## Requirements
Search the records for the word "Courthouse" and pick out every line that has it.

(Figure content listings)
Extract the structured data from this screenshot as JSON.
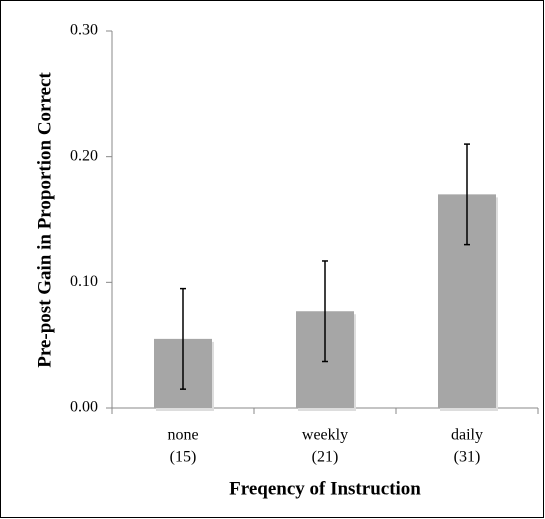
{
  "chart_data": {
    "type": "bar",
    "y_label": "Pre-post Gain in Proportion Correct",
    "x_label": "Freqency of Instruction",
    "categories": [
      "none",
      "weekly",
      "daily"
    ],
    "category_counts": [
      "(15)",
      "(21)",
      "(31)"
    ],
    "values": [
      0.055,
      0.077,
      0.17
    ],
    "errors": [
      0.04,
      0.04,
      0.04
    ],
    "color": "#a6a6a6",
    "ylim": [
      0,
      0.3
    ],
    "yticks": [
      {
        "value": 0,
        "label": "0.00"
      },
      {
        "value": 0.1,
        "label": "0.10"
      },
      {
        "value": 0.2,
        "label": "0.20"
      },
      {
        "value": 0.3,
        "label": "0.30"
      }
    ],
    "grid": false
  }
}
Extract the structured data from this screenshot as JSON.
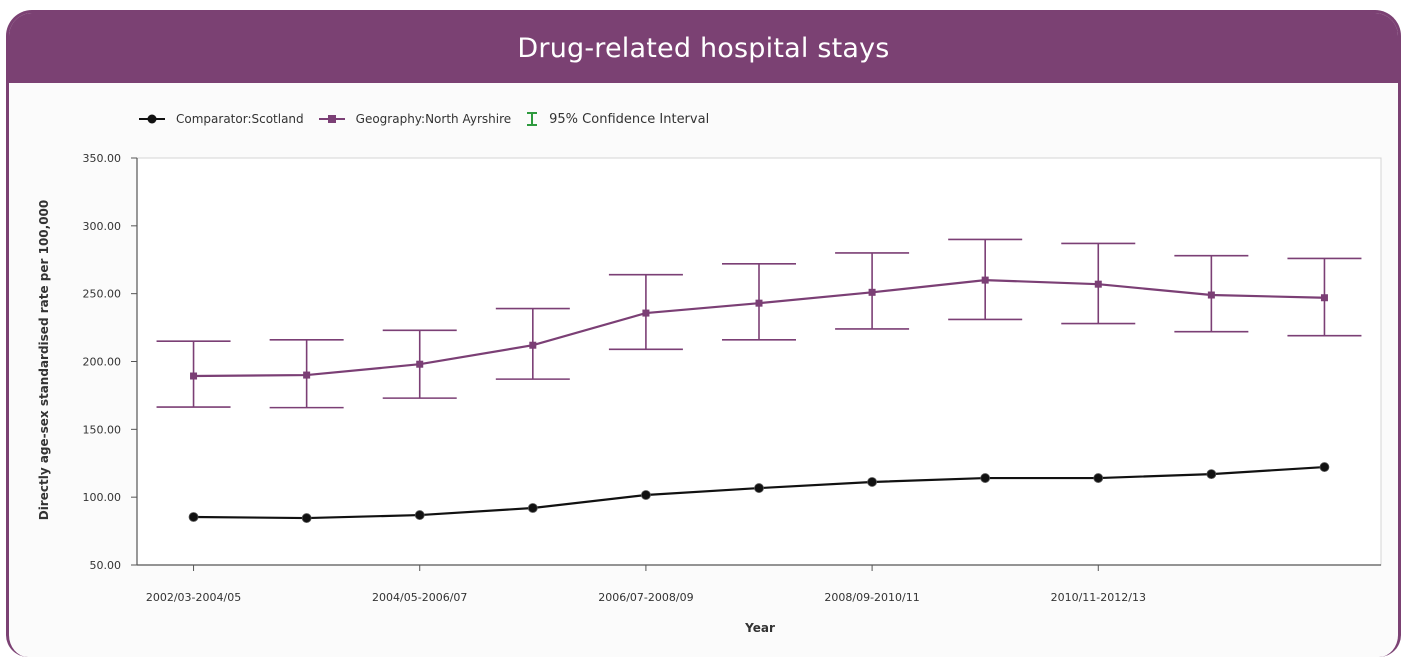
{
  "chart_data": {
    "type": "line",
    "title": "Drug-related hospital stays",
    "xlabel": "Year",
    "ylabel": "Directly age-sex standardised rate per 100,000",
    "categories": [
      "2002/03-2004/05",
      "",
      "2004/05-2006/07",
      "",
      "2006/07-2008/09",
      "",
      "2008/09-2010/11",
      "",
      "2010/11-2012/13",
      "",
      ""
    ],
    "y_ticks": [
      "50.00",
      "100.00",
      "150.00",
      "200.00",
      "250.00",
      "300.00",
      "350.00"
    ],
    "ylim": [
      50,
      350
    ],
    "grid": false,
    "legend_position": "top-left",
    "series": [
      {
        "name": "Comparator:Scotland",
        "color": "#111111",
        "marker": "circle",
        "values": [
          85.4,
          84.6,
          86.8,
          92.0,
          101.6,
          106.7,
          111.2,
          114.1,
          114.1,
          117.0,
          122.2
        ]
      },
      {
        "name": "Geography:North Ayrshire",
        "color": "#7b3f75",
        "marker": "square",
        "values": [
          189.3,
          190.0,
          198.0,
          212.0,
          235.7,
          243.0,
          251.0,
          260.0,
          257.0,
          249.0,
          247.0
        ],
        "ci_lower": [
          166.4,
          166.0,
          173.0,
          187.0,
          209.0,
          216.0,
          224.0,
          231.0,
          228.0,
          222.0,
          219.0
        ],
        "ci_upper": [
          215.0,
          216.0,
          223.0,
          239.0,
          264.0,
          272.0,
          280.0,
          290.0,
          287.0,
          278.0,
          276.0
        ]
      }
    ],
    "ci_legend": "95% Confidence Interval",
    "ci_legend_color": "#2e9a3e"
  }
}
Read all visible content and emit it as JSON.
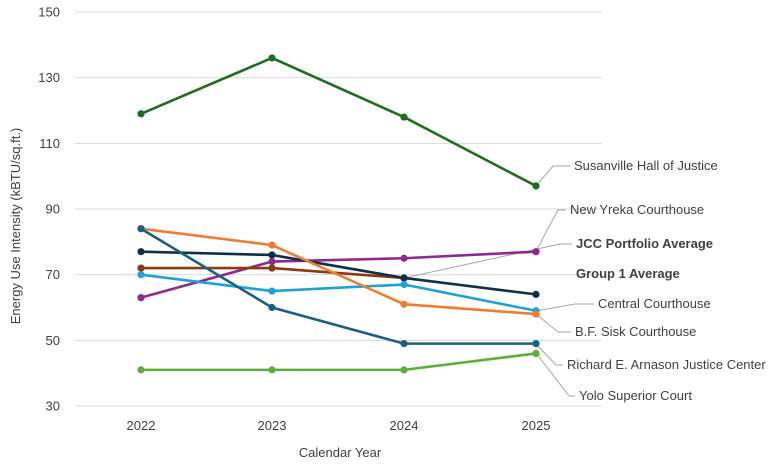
{
  "chart_data": {
    "type": "line",
    "title": "",
    "xlabel": "Calendar Year",
    "ylabel": "Energy Use Intensity (kBTU/sq.ft.)",
    "categories": [
      "2022",
      "2023",
      "2024",
      "2025"
    ],
    "ylim": [
      30,
      150
    ],
    "yticks": [
      30,
      50,
      70,
      90,
      110,
      130,
      150
    ],
    "grid": "horizontal",
    "legend": "none (series labeled at line ends)",
    "series": [
      {
        "name": "Susanville Hall of Justice",
        "color": "#1e6e1e",
        "values": [
          119,
          136,
          118,
          97
        ],
        "bold": false
      },
      {
        "name": "New Yreka Courthouse",
        "color": "#8e2a8f",
        "values": [
          63,
          74,
          75,
          77
        ],
        "bold": false
      },
      {
        "name": "JCC Portfolio Average",
        "color": "#8b3a12",
        "values": [
          72,
          72,
          69,
          null
        ],
        "bold": true
      },
      {
        "name": "Group 1 Average",
        "color": "#0f3046",
        "values": [
          77,
          76,
          69,
          64
        ],
        "bold": true
      },
      {
        "name": "Central Courthouse",
        "color": "#1fa0d8",
        "values": [
          70,
          65,
          67,
          59
        ],
        "bold": false
      },
      {
        "name": "B.F. Sisk Courthouse",
        "color": "#ee7d31",
        "values": [
          84,
          79,
          61,
          58
        ],
        "bold": false
      },
      {
        "name": "Richard E. Arnason Justice Center",
        "color": "#1b5f82",
        "values": [
          84,
          60,
          49,
          49
        ],
        "bold": false
      },
      {
        "name": "Yolo Superior Court",
        "color": "#5cad3c",
        "values": [
          41,
          41,
          41,
          46
        ],
        "bold": false
      }
    ]
  }
}
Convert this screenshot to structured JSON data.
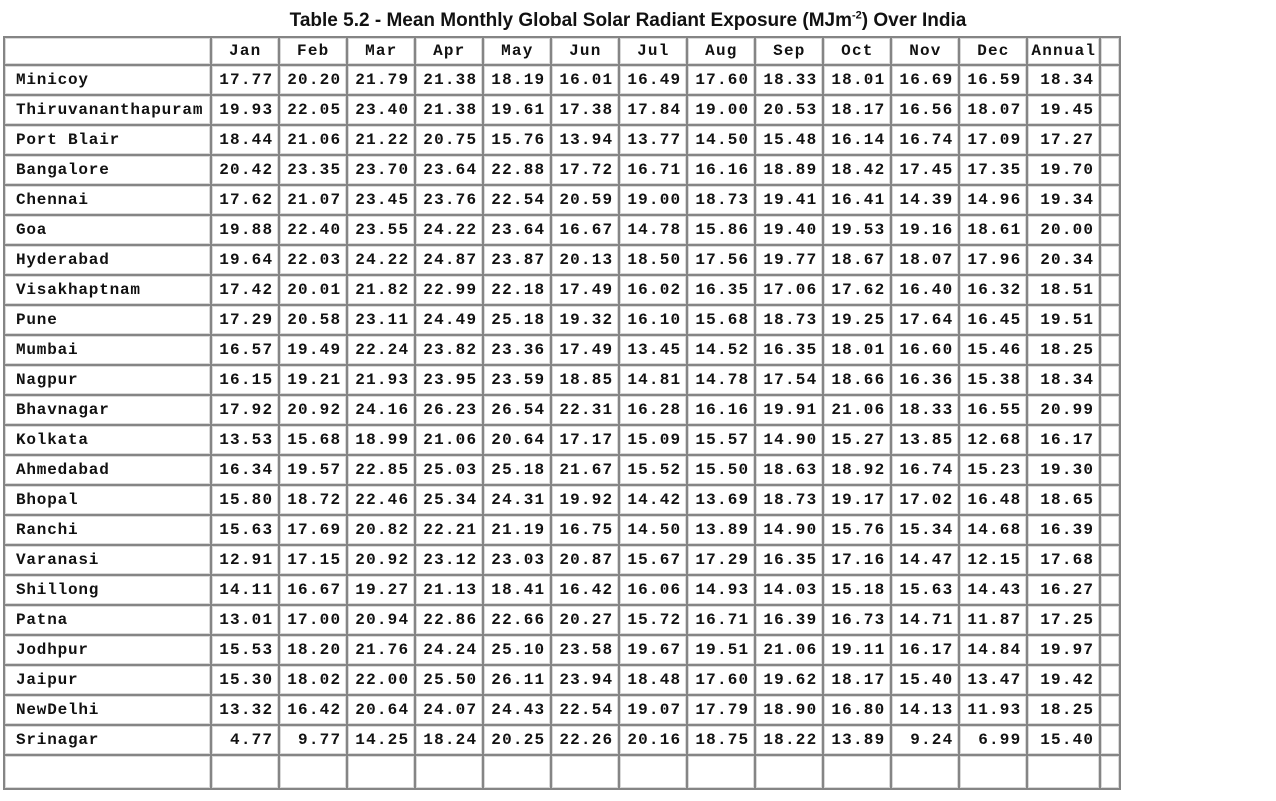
{
  "table": {
    "title_prefix": "Table 5.2 - Mean Monthly Global Solar Radiant Exposure (MJm",
    "title_exponent": "-2",
    "title_suffix": ") Over India",
    "columns": [
      "",
      "Jan",
      "Feb",
      "Mar",
      "Apr",
      "May",
      "Jun",
      "Jul",
      "Aug",
      "Sep",
      "Oct",
      "Nov",
      "Dec",
      "Annual",
      ""
    ],
    "rows": [
      {
        "station": "Minicoy",
        "values": [
          "17.77",
          "20.20",
          "21.79",
          "21.38",
          "18.19",
          "16.01",
          "16.49",
          "17.60",
          "18.33",
          "18.01",
          "16.69",
          "16.59",
          "18.34"
        ]
      },
      {
        "station": "Thiruvananthapuram",
        "values": [
          "19.93",
          "22.05",
          "23.40",
          "21.38",
          "19.61",
          "17.38",
          "17.84",
          "19.00",
          "20.53",
          "18.17",
          "16.56",
          "18.07",
          "19.45"
        ]
      },
      {
        "station": "Port Blair",
        "values": [
          "18.44",
          "21.06",
          "21.22",
          "20.75",
          "15.76",
          "13.94",
          "13.77",
          "14.50",
          "15.48",
          "16.14",
          "16.74",
          "17.09",
          "17.27"
        ]
      },
      {
        "station": "Bangalore",
        "values": [
          "20.42",
          "23.35",
          "23.70",
          "23.64",
          "22.88",
          "17.72",
          "16.71",
          "16.16",
          "18.89",
          "18.42",
          "17.45",
          "17.35",
          "19.70"
        ]
      },
      {
        "station": "Chennai",
        "values": [
          "17.62",
          "21.07",
          "23.45",
          "23.76",
          "22.54",
          "20.59",
          "19.00",
          "18.73",
          "19.41",
          "16.41",
          "14.39",
          "14.96",
          "19.34"
        ]
      },
      {
        "station": "Goa",
        "values": [
          "19.88",
          "22.40",
          "23.55",
          "24.22",
          "23.64",
          "16.67",
          "14.78",
          "15.86",
          "19.40",
          "19.53",
          "19.16",
          "18.61",
          "20.00"
        ]
      },
      {
        "station": "Hyderabad",
        "values": [
          "19.64",
          "22.03",
          "24.22",
          "24.87",
          "23.87",
          "20.13",
          "18.50",
          "17.56",
          "19.77",
          "18.67",
          "18.07",
          "17.96",
          "20.34"
        ]
      },
      {
        "station": "Visakhaptnam",
        "values": [
          "17.42",
          "20.01",
          "21.82",
          "22.99",
          "22.18",
          "17.49",
          "16.02",
          "16.35",
          "17.06",
          "17.62",
          "16.40",
          "16.32",
          "18.51"
        ]
      },
      {
        "station": "Pune",
        "values": [
          "17.29",
          "20.58",
          "23.11",
          "24.49",
          "25.18",
          "19.32",
          "16.10",
          "15.68",
          "18.73",
          "19.25",
          "17.64",
          "16.45",
          "19.51"
        ]
      },
      {
        "station": "Mumbai",
        "values": [
          "16.57",
          "19.49",
          "22.24",
          "23.82",
          "23.36",
          "17.49",
          "13.45",
          "14.52",
          "16.35",
          "18.01",
          "16.60",
          "15.46",
          "18.25"
        ]
      },
      {
        "station": "Nagpur",
        "values": [
          "16.15",
          "19.21",
          "21.93",
          "23.95",
          "23.59",
          "18.85",
          "14.81",
          "14.78",
          "17.54",
          "18.66",
          "16.36",
          "15.38",
          "18.34"
        ]
      },
      {
        "station": "Bhavnagar",
        "values": [
          "17.92",
          "20.92",
          "24.16",
          "26.23",
          "26.54",
          "22.31",
          "16.28",
          "16.16",
          "19.91",
          "21.06",
          "18.33",
          "16.55",
          "20.99"
        ]
      },
      {
        "station": "Kolkata",
        "values": [
          "13.53",
          "15.68",
          "18.99",
          "21.06",
          "20.64",
          "17.17",
          "15.09",
          "15.57",
          "14.90",
          "15.27",
          "13.85",
          "12.68",
          "16.17"
        ]
      },
      {
        "station": "Ahmedabad",
        "values": [
          "16.34",
          "19.57",
          "22.85",
          "25.03",
          "25.18",
          "21.67",
          "15.52",
          "15.50",
          "18.63",
          "18.92",
          "16.74",
          "15.23",
          "19.30"
        ]
      },
      {
        "station": "Bhopal",
        "values": [
          "15.80",
          "18.72",
          "22.46",
          "25.34",
          "24.31",
          "19.92",
          "14.42",
          "13.69",
          "18.73",
          "19.17",
          "17.02",
          "16.48",
          "18.65"
        ]
      },
      {
        "station": "Ranchi",
        "values": [
          "15.63",
          "17.69",
          "20.82",
          "22.21",
          "21.19",
          "16.75",
          "14.50",
          "13.89",
          "14.90",
          "15.76",
          "15.34",
          "14.68",
          "16.39"
        ]
      },
      {
        "station": "Varanasi",
        "values": [
          "12.91",
          "17.15",
          "20.92",
          "23.12",
          "23.03",
          "20.87",
          "15.67",
          "17.29",
          "16.35",
          "17.16",
          "14.47",
          "12.15",
          "17.68"
        ]
      },
      {
        "station": "Shillong",
        "values": [
          "14.11",
          "16.67",
          "19.27",
          "21.13",
          "18.41",
          "16.42",
          "16.06",
          "14.93",
          "14.03",
          "15.18",
          "15.63",
          "14.43",
          "16.27"
        ]
      },
      {
        "station": "Patna",
        "values": [
          "13.01",
          "17.00",
          "20.94",
          "22.86",
          "22.66",
          "20.27",
          "15.72",
          "16.71",
          "16.39",
          "16.73",
          "14.71",
          "11.87",
          "17.25"
        ]
      },
      {
        "station": "Jodhpur",
        "values": [
          "15.53",
          "18.20",
          "21.76",
          "24.24",
          "25.10",
          "23.58",
          "19.67",
          "19.51",
          "21.06",
          "19.11",
          "16.17",
          "14.84",
          "19.97"
        ]
      },
      {
        "station": "Jaipur",
        "values": [
          "15.30",
          "18.02",
          "22.00",
          "25.50",
          "26.11",
          "23.94",
          "18.48",
          "17.60",
          "19.62",
          "18.17",
          "15.40",
          "13.47",
          "19.42"
        ]
      },
      {
        "station": "NewDelhi",
        "values": [
          "13.32",
          "16.42",
          "20.64",
          "24.07",
          "24.43",
          "22.54",
          "19.07",
          "17.79",
          "18.90",
          "16.80",
          "14.13",
          "11.93",
          "18.25"
        ]
      },
      {
        "station": "Srinagar",
        "values": [
          "4.77",
          "9.77",
          "14.25",
          "18.24",
          "20.25",
          "22.26",
          "20.16",
          "18.75",
          "18.22",
          "13.89",
          "9.24",
          "6.99",
          "15.40"
        ]
      }
    ]
  }
}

## Answer for the task
        "name": "New Yreka Courthouse",
        "name": "Central Courthouse",
        "name": "B.F. Sisk Courthouse",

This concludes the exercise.